DESCRIPTION OF THE TASK: From the entries provided below, copy each line that contains the word "Einstellung".

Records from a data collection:
* * * * *

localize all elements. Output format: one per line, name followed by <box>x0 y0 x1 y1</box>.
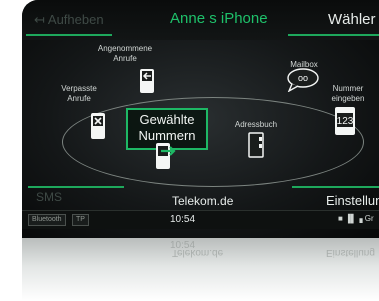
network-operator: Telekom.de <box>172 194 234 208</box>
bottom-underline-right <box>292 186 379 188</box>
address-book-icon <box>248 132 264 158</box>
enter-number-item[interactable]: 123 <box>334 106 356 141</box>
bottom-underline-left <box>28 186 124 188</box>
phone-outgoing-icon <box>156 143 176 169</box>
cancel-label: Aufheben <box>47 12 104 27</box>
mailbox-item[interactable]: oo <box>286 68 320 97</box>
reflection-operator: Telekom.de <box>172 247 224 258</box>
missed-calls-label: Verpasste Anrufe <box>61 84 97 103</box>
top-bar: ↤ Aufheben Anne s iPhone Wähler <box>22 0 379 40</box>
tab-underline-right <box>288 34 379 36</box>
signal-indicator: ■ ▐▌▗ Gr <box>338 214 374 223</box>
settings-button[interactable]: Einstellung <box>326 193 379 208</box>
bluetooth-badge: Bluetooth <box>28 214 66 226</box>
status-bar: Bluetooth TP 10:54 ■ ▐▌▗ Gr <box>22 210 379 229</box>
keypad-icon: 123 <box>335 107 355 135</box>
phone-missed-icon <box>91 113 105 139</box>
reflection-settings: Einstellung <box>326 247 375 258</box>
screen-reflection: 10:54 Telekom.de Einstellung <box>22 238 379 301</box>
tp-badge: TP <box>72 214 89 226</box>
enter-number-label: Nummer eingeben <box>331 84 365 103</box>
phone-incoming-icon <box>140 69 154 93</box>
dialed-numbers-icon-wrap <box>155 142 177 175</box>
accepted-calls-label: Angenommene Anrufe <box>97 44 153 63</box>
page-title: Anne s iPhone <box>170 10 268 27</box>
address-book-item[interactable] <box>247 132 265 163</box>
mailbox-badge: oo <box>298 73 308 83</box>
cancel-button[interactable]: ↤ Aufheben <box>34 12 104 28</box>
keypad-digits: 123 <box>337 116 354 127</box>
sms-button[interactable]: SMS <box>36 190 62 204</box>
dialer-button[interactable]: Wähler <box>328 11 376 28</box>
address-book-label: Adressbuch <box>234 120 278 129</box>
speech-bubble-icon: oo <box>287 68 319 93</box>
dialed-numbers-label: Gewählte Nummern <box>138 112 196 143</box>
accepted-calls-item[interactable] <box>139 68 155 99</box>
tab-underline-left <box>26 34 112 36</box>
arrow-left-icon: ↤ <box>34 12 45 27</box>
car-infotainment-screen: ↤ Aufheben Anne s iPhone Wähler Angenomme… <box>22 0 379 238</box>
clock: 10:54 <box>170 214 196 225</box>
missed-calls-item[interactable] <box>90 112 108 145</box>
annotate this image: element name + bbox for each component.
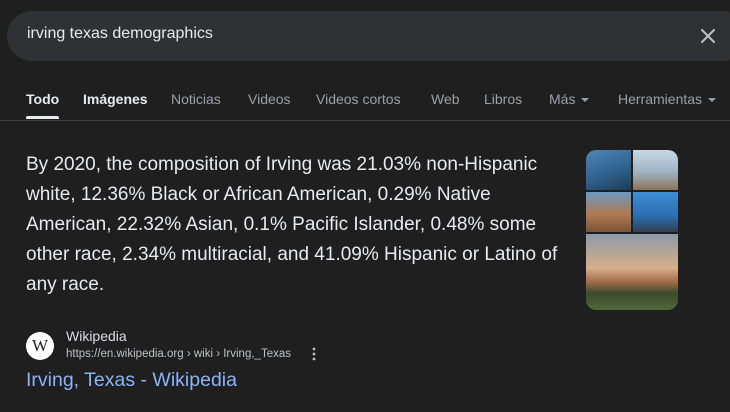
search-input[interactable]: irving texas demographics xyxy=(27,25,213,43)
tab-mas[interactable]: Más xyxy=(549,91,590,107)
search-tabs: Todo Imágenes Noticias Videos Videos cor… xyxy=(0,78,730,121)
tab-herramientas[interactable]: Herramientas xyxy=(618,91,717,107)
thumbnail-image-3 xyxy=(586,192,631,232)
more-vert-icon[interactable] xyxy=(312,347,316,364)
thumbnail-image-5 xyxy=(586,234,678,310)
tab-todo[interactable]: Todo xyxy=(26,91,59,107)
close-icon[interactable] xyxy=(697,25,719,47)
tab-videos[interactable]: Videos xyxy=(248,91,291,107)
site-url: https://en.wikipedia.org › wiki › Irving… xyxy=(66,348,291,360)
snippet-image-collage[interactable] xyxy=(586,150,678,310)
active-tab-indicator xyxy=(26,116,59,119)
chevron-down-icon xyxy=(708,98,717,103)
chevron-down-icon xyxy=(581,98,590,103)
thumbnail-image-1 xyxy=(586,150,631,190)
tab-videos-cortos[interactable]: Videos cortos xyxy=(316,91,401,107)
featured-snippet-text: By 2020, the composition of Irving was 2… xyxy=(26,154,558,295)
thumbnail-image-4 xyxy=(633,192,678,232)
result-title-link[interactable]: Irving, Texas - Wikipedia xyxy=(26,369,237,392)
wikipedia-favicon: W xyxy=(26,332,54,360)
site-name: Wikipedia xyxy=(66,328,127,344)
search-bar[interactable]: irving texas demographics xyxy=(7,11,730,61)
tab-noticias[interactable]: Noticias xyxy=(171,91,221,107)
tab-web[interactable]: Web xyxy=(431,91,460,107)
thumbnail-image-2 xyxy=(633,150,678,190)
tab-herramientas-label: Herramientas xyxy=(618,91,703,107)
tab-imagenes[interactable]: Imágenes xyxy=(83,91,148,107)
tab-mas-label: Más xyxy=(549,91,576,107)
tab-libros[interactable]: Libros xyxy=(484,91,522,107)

* * * * *

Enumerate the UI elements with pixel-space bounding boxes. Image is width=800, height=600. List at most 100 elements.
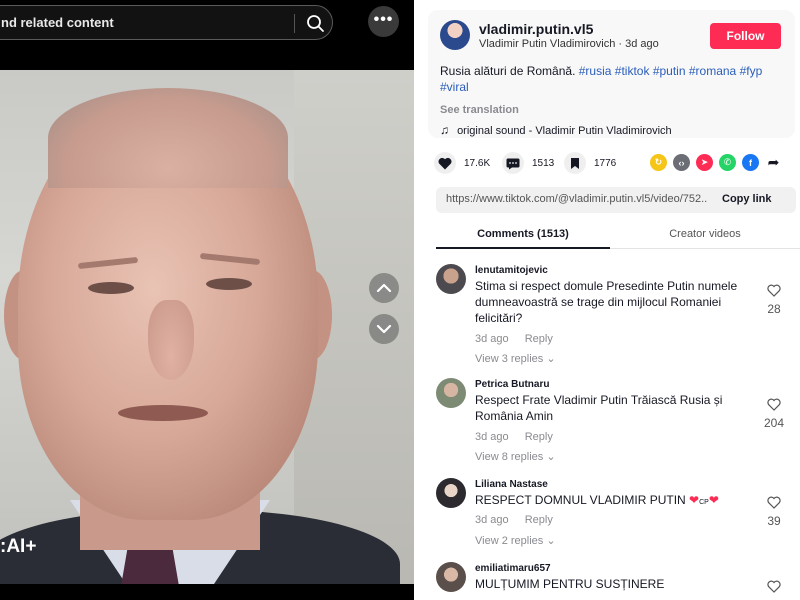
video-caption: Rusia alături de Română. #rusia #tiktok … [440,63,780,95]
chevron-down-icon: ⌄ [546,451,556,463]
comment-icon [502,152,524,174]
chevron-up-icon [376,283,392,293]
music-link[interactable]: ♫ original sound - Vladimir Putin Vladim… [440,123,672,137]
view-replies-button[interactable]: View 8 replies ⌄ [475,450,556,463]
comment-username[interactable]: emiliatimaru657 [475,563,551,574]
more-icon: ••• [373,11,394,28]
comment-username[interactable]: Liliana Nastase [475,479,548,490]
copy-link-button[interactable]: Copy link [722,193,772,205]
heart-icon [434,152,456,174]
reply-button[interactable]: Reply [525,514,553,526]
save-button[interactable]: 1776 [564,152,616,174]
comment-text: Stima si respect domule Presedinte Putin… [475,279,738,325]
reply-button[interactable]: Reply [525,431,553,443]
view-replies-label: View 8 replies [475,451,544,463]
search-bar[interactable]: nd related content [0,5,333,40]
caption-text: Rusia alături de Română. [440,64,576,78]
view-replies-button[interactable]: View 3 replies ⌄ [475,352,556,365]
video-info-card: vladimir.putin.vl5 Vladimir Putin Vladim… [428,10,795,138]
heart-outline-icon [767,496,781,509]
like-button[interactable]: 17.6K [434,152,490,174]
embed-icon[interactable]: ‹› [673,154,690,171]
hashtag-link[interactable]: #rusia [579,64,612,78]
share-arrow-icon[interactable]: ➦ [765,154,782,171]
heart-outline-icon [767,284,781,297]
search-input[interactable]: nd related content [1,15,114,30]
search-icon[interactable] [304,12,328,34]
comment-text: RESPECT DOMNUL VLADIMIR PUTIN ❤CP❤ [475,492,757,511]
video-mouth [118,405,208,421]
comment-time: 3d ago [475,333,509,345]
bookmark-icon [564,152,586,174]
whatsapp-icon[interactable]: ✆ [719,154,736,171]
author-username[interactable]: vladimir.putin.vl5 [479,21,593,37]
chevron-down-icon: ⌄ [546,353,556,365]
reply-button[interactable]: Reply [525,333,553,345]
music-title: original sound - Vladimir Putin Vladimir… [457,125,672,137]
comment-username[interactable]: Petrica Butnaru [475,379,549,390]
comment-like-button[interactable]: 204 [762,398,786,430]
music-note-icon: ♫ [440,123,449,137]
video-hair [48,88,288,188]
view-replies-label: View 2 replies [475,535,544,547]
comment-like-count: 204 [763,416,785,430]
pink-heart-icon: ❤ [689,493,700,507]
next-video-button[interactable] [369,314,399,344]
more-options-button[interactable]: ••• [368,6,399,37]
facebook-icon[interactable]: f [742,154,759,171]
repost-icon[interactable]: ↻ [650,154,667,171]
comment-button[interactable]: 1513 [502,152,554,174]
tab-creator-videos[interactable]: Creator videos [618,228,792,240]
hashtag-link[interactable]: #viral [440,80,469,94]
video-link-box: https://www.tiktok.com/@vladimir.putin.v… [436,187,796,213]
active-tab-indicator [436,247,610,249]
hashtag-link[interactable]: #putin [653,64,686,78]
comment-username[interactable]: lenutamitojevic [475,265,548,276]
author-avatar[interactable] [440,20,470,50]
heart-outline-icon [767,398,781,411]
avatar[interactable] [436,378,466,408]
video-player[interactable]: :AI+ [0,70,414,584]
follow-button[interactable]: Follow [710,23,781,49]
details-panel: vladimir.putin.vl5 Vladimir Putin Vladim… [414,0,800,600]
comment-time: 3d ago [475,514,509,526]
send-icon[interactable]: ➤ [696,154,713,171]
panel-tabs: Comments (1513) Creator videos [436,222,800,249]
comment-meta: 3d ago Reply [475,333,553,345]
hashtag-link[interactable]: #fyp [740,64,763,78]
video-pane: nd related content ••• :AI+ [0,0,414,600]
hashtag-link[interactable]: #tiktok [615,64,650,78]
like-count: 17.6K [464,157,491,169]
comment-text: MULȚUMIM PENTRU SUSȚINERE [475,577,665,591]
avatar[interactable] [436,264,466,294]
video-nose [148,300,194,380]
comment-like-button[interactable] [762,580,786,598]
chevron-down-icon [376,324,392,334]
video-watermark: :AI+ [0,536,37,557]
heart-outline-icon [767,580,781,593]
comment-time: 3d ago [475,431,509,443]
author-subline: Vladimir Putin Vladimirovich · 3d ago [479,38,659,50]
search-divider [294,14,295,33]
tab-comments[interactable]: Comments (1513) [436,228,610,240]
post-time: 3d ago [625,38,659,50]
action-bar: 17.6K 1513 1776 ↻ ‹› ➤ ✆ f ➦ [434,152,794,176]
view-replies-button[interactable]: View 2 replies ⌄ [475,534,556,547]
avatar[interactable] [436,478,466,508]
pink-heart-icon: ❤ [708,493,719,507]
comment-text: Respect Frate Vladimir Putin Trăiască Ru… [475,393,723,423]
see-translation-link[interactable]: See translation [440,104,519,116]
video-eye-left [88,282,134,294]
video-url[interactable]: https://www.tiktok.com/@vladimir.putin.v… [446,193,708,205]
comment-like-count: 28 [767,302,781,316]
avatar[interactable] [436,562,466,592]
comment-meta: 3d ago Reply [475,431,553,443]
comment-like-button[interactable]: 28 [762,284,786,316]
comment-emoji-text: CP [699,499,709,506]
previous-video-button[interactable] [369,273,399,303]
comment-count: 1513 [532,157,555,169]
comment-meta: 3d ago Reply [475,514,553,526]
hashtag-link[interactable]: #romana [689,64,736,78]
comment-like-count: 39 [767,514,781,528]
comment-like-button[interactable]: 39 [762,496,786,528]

* * * * *

ANSWER AREA:
settings-button[interactable]: Einstellung <box>326 193 379 208</box>
reflection-settings: Einstellung <box>326 247 375 258</box>
screen-reflection: 10:54 Telekom.de Einstellung <box>22 238 379 301</box>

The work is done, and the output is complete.